> **Task description**: Go through the material below and copy all lines with "Predicted".

> **Records for the exercise**:
****************************************

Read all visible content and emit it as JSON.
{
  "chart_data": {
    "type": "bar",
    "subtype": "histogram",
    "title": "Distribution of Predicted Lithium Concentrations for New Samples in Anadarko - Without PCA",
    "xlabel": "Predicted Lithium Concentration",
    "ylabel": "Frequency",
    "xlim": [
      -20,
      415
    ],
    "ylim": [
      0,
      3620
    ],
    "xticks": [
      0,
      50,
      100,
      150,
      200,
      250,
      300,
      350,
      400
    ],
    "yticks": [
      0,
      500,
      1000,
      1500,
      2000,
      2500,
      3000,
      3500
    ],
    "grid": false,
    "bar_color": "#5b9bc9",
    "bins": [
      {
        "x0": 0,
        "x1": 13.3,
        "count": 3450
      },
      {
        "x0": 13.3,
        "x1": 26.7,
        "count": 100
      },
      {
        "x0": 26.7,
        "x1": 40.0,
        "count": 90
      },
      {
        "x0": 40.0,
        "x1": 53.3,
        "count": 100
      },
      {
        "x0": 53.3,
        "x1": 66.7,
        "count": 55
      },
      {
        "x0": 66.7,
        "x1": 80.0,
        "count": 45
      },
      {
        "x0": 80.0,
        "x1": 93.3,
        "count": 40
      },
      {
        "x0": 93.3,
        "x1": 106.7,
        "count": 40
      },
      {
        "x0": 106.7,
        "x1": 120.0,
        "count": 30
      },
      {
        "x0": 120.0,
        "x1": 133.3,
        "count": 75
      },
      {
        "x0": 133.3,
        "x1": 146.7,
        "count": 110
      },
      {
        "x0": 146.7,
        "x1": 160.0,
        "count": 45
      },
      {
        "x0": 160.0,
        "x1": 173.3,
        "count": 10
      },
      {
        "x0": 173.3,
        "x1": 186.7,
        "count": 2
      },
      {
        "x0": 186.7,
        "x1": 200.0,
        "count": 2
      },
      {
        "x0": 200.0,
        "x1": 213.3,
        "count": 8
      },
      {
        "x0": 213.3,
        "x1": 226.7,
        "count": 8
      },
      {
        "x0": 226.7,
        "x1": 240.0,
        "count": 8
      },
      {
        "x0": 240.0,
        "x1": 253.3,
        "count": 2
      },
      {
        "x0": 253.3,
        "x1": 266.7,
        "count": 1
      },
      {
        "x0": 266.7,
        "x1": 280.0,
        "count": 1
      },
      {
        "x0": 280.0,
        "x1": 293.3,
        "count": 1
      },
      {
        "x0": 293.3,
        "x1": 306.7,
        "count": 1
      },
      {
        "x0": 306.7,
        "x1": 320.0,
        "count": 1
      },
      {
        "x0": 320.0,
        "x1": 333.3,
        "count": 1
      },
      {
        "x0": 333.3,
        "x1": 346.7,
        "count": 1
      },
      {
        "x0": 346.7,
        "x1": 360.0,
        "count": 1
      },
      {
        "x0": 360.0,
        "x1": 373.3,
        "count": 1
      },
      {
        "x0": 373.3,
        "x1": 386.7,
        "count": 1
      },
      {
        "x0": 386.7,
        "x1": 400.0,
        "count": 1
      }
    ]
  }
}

****************************************

> **Result below**:
    "title": "Distribution of Predicted Lithium Concentrations for New Samples in Anadarko - Without PCA",
    "xlabel": "Predicted Lithium Concentration",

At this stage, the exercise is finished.